#### TASK STATEMENT
Copy out every line of the listing from the one containing "x-tick-label: 0 bbox=[97, 431, 104, 445]" down to the one containing "y-tick-label: 20000 bbox=[58, 271, 92, 285]", both included, with each line unchanged.

[Recorded data]
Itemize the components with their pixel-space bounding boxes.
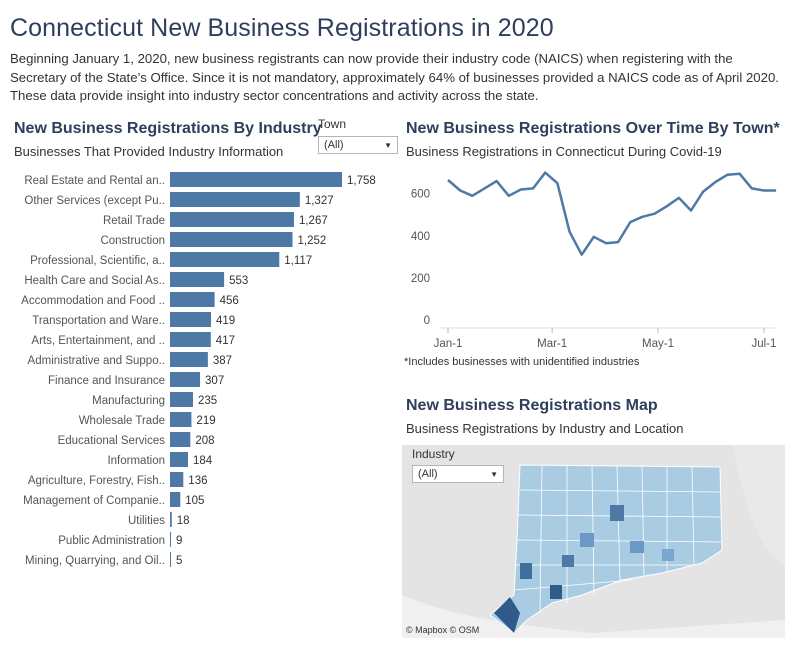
time-chart-title: New Business Registrations Over Time By …: [406, 120, 780, 137]
y-tick-label: 200: [411, 273, 430, 285]
bar: [170, 492, 181, 507]
bar: [170, 332, 211, 347]
bar-value-label: 105: [185, 495, 204, 507]
bar: [170, 192, 300, 207]
bar-value-label: 417: [216, 335, 235, 347]
page-description: Beginning January 1, 2020, new business …: [10, 51, 779, 103]
bar: [170, 172, 342, 187]
category-label: Public Administration: [58, 535, 165, 547]
bar: [170, 372, 201, 387]
industry-bar-chart: Real Estate and Rental an.. 1,758 Other Se…: [21, 172, 376, 567]
bar: [170, 312, 211, 327]
category-label: Mining, Quarrying, and Oil..: [25, 555, 165, 567]
bar: [170, 552, 171, 567]
time-chart-footnote: *Includes businesses with unidentified i…: [404, 356, 640, 368]
category-label: Real Estate and Rental an..: [24, 175, 165, 187]
bar: [170, 272, 225, 287]
bar-value-label: 1,267: [299, 215, 328, 227]
bar: [170, 432, 191, 447]
bar-value-label: 18: [177, 515, 190, 527]
industry-filter-value: (All): [418, 468, 438, 480]
category-label: Arts, Entertainment, and ..: [31, 335, 165, 347]
y-tick-label: 400: [411, 231, 430, 243]
category-label: Transportation and Ware..: [32, 315, 165, 327]
bar-value-label: 1,758: [347, 175, 376, 187]
bar-value-label: 208: [195, 435, 214, 447]
page-title: Connecticut New Business Registrations i…: [10, 14, 554, 42]
category-label: Retail Trade: [103, 215, 165, 227]
map-credit[interactable]: © Mapbox © OSM: [406, 625, 480, 635]
bar: [170, 532, 171, 547]
bar: [170, 232, 293, 247]
time-line-chart: 0 200 400 600 Jan-1 Mar-1 May-1 Jul-1: [411, 171, 777, 350]
industry-filter-label: Industry: [412, 447, 455, 461]
bar-value-label: 136: [188, 475, 207, 487]
category-label: Agriculture, Forestry, Fish..: [28, 475, 165, 487]
bar-value-label: 1,327: [305, 195, 334, 207]
bar: [170, 472, 184, 487]
bar-value-label: 184: [193, 455, 213, 467]
y-tick-label: 600: [411, 189, 430, 201]
bar-value-label: 419: [216, 315, 235, 327]
category-label: Information: [107, 455, 165, 467]
bar: [170, 252, 280, 267]
chevron-down-icon: ▼: [384, 140, 392, 150]
category-label: Health Care and Social As..: [24, 275, 165, 287]
bar-value-label: 553: [229, 275, 248, 287]
bar-value-label: 9: [176, 535, 182, 547]
registrations-map[interactable]: Industry (All) ▼ © Mapbox © OSM: [402, 445, 785, 638]
map-subtitle: Business Registrations by Industry and L…: [406, 421, 684, 436]
registrations-line: [447, 171, 777, 256]
industry-filter-dropdown[interactable]: (All) ▼: [412, 465, 504, 483]
bar-value-label: 1,117: [284, 255, 312, 267]
town-filter-dropdown[interactable]: (All) ▼: [318, 136, 398, 154]
category-label: Wholesale Trade: [79, 415, 165, 427]
industry-chart-subtitle: Businesses That Provided Industry Inform…: [14, 144, 284, 159]
x-tick-label: May-1: [642, 338, 674, 350]
category-label: Administrative and Suppo..: [28, 355, 165, 367]
town-filter-value: (All): [324, 139, 344, 151]
category-label: Utilities: [128, 515, 165, 527]
x-tick-label: Jan-1: [434, 338, 463, 350]
chevron-down-icon: ▼: [490, 469, 498, 479]
bar-value-label: 307: [205, 375, 224, 387]
y-tick-label: 0: [424, 315, 430, 327]
category-label: Other Services (except Pu..: [24, 195, 165, 207]
category-label: Finance and Insurance: [48, 375, 165, 387]
bar: [170, 452, 189, 467]
category-label: Educational Services: [58, 435, 166, 447]
bar: [170, 292, 215, 307]
category-label: Construction: [100, 235, 165, 247]
category-label: Manufacturing: [92, 395, 165, 407]
bar-value-label: 456: [220, 295, 239, 307]
x-tick-label: Jul-1: [751, 338, 776, 350]
category-label: Professional, Scientific, a..: [30, 255, 165, 267]
x-tick-label: Mar-1: [537, 338, 567, 350]
industry-chart-title: New Business Registrations By Industry: [14, 120, 322, 137]
bar-value-label: 219: [196, 415, 215, 427]
map-title: New Business Registrations Map: [406, 397, 658, 414]
time-chart-subtitle: Business Registrations in Connecticut Du…: [406, 144, 722, 159]
category-label: Management of Companie..: [23, 495, 165, 507]
bar: [170, 392, 193, 407]
bar: [170, 412, 192, 427]
bar: [170, 212, 294, 227]
bar-value-label: 5: [176, 555, 182, 567]
bar: [170, 352, 208, 367]
bar-value-label: 387: [213, 355, 232, 367]
town-filter-label: Town: [318, 117, 347, 131]
bar-value-label: 1,252: [297, 235, 326, 247]
bar: [170, 512, 172, 527]
category-label: Accommodation and Food ..: [21, 295, 165, 307]
bar-value-label: 235: [198, 395, 217, 407]
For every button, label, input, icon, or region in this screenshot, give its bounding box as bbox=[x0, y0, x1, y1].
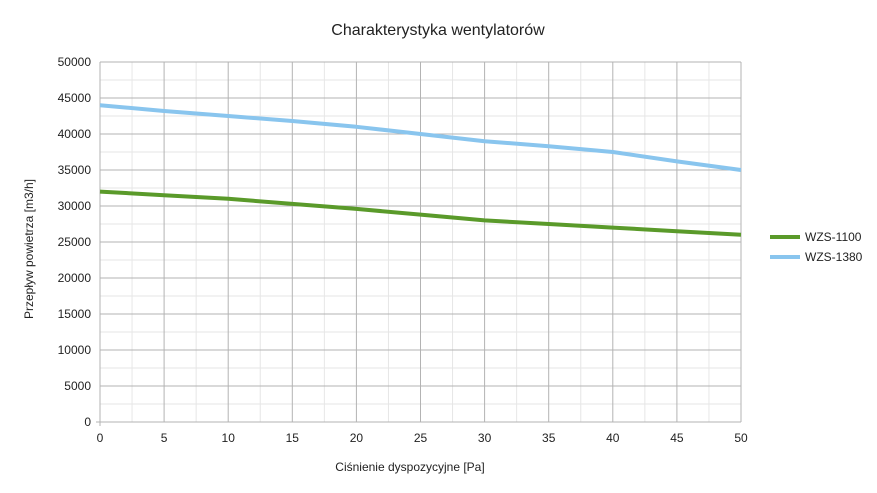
x-tick-label: 0 bbox=[97, 431, 104, 445]
y-tick-label: 50000 bbox=[58, 55, 92, 69]
axes bbox=[96, 62, 741, 426]
y-tick-label: 35000 bbox=[58, 163, 92, 177]
grid bbox=[99, 61, 742, 423]
y-tick-label: 10000 bbox=[58, 343, 92, 357]
x-tick-label: 5 bbox=[161, 431, 168, 445]
x-tick-label: 30 bbox=[478, 431, 492, 445]
y-tick-label: 15000 bbox=[58, 307, 92, 321]
x-tick-label: 10 bbox=[222, 431, 236, 445]
x-tick-label: 45 bbox=[670, 431, 684, 445]
legend: WZS-1100 WZS-1380 bbox=[770, 230, 863, 264]
y-tick-label: 40000 bbox=[58, 127, 92, 141]
y-tick-label: 5000 bbox=[64, 379, 91, 393]
y-axis-label: Przepływ powietrza [m3/h] bbox=[22, 179, 36, 319]
y-tick-label: 0 bbox=[84, 415, 91, 429]
x-tick-label: 15 bbox=[286, 431, 300, 445]
x-tick-label: 25 bbox=[414, 431, 428, 445]
legend-label: WZS-1100 bbox=[805, 230, 862, 244]
x-tick-label: 35 bbox=[542, 431, 556, 445]
y-tick-label: 45000 bbox=[58, 91, 92, 105]
y-tick-label: 20000 bbox=[58, 271, 92, 285]
x-tick-label: 50 bbox=[734, 431, 748, 445]
x-tick-label: 40 bbox=[606, 431, 620, 445]
x-tick-label: 20 bbox=[350, 431, 364, 445]
y-tick-label: 25000 bbox=[58, 235, 92, 249]
x-axis-label: Ciśnienie dyspozycyjne [Pa] bbox=[335, 460, 484, 474]
y-tick-labels: 0 5000 10000 15000 20000 25000 30000 35000 40000… bbox=[58, 55, 92, 429]
series-line-wzs-1100 bbox=[99, 189, 742, 237]
y-tick-label: 30000 bbox=[58, 199, 92, 213]
x-tick-labels: 0 5 10 15 20 25 30 35 40 45 50 bbox=[97, 431, 748, 445]
series-line-wzs-1380 bbox=[99, 103, 742, 172]
series-lines bbox=[99, 103, 742, 237]
legend-label: WZS-1380 bbox=[805, 250, 863, 264]
chart-title: Charakterystyka wentylatorów bbox=[331, 22, 545, 39]
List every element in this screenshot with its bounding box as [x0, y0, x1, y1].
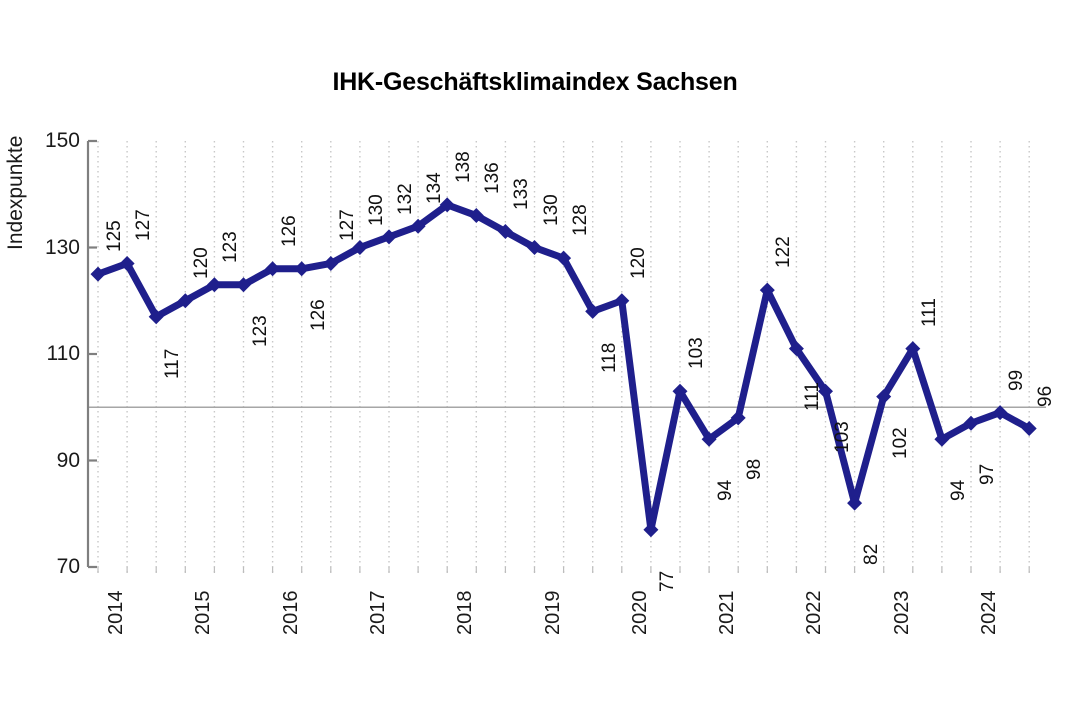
data-point-label: 117 — [162, 348, 184, 379]
x-tick-label-2014: 2014 — [105, 590, 127, 636]
data-point-label: 98 — [744, 458, 766, 480]
data-point-label: 136 — [482, 161, 504, 194]
data-point-label: 94 — [947, 480, 969, 502]
data-point-label: 111 — [802, 381, 824, 411]
data-point-label: 123 — [220, 231, 242, 263]
gridlines — [97, 141, 1030, 574]
data-point-label: 97 — [977, 464, 998, 486]
x-tick-label-2016: 2016 — [279, 590, 302, 636]
x-tick-label-2015: 2015 — [192, 590, 215, 636]
y-tick-label: 70 — [56, 555, 80, 578]
data-point-label: 132 — [395, 183, 416, 215]
x-tick-label-2019: 2019 — [541, 590, 564, 636]
y-tick-label: 90 — [56, 448, 80, 472]
x-tick-label-2020: 2020 — [628, 590, 651, 636]
y-tick-label: 110 — [46, 342, 80, 365]
data-point-label: 125 — [104, 220, 125, 253]
data-point-label: 130 — [365, 193, 387, 226]
data-point-label: 126 — [307, 299, 329, 331]
data-point-label: 99 — [1006, 369, 1028, 391]
data-point-label: 102 — [889, 426, 911, 459]
data-point-label: 130 — [540, 193, 562, 226]
x-tick-label-2021: 2021 — [716, 590, 739, 636]
data-point-label: 118 — [598, 343, 620, 374]
x-tick-label-2017: 2017 — [366, 590, 389, 636]
x-tick-label-2023: 2023 — [890, 590, 913, 636]
x-tick-label-2022: 2022 — [803, 590, 826, 636]
data-point-label: 103 — [686, 337, 707, 370]
data-point-label: 96 — [1035, 385, 1057, 407]
data-point-label: 133 — [511, 177, 533, 210]
data-point-label: 122 — [773, 236, 795, 269]
data-point-label: 123 — [249, 315, 271, 347]
chart-title: IHK-Geschäftsklimaindex Sachsen — [332, 68, 738, 96]
data-point-label: 94 — [715, 480, 737, 502]
x-tick-label-2018: 2018 — [454, 590, 477, 636]
data-point-label: 134 — [424, 172, 446, 205]
y-tick-label: 150 — [44, 129, 80, 152]
data-point-label: 138 — [453, 151, 475, 183]
x-tick-label-2024: 2024 — [978, 590, 1000, 636]
data-point-label: 103 — [831, 421, 853, 454]
y-tick-label: 130 — [44, 235, 80, 259]
data-point-label: 127 — [336, 209, 358, 242]
data-point-label: 126 — [278, 215, 300, 247]
data-point-markers — [90, 197, 1037, 538]
data-point-label: 82 — [860, 543, 882, 566]
y-axis-line — [86, 139, 1030, 573]
data-point-label: 120 — [627, 247, 649, 279]
data-point-label: 128 — [569, 204, 591, 237]
data-point-label: 111 — [918, 297, 940, 327]
data-point-label: 77 — [656, 570, 678, 592]
data-point-label: 120 — [191, 247, 213, 279]
data-point-label: 127 — [133, 209, 155, 242]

#### RESPONSE TO THE EXERCISE
x-tick-label: 0 bbox=[97, 431, 104, 445]
y-tick-label: 50000 bbox=[58, 55, 92, 69]
axes bbox=[96, 62, 741, 426]
y-tick-label: 35000 bbox=[58, 163, 92, 177]
grid bbox=[99, 61, 742, 423]
y-tick-label: 10000 bbox=[58, 343, 92, 357]
x-tick-label: 5 bbox=[161, 431, 168, 445]
x-tick-label: 30 bbox=[478, 431, 492, 445]
y-tick-label: 15000 bbox=[58, 307, 92, 321]
x-tick-label: 10 bbox=[222, 431, 236, 445]
x-tick-label: 45 bbox=[670, 431, 684, 445]
legend: WZS-1100 WZS-1380 bbox=[770, 230, 863, 264]
y-tick-label: 40000 bbox=[58, 127, 92, 141]
y-tick-label: 5000 bbox=[64, 379, 91, 393]
y-axis-label: Przepływ powietrza [m3/h] bbox=[22, 179, 36, 319]
y-tick-label: 0 bbox=[84, 415, 91, 429]
x-tick-label: 15 bbox=[286, 431, 300, 445]
x-tick-label: 25 bbox=[414, 431, 428, 445]
legend-label: WZS-1100 bbox=[805, 230, 862, 244]
x-tick-label: 35 bbox=[542, 431, 556, 445]
y-tick-label: 45000 bbox=[58, 91, 92, 105]
y-tick-label: 20000 bbox=[58, 271, 92, 285]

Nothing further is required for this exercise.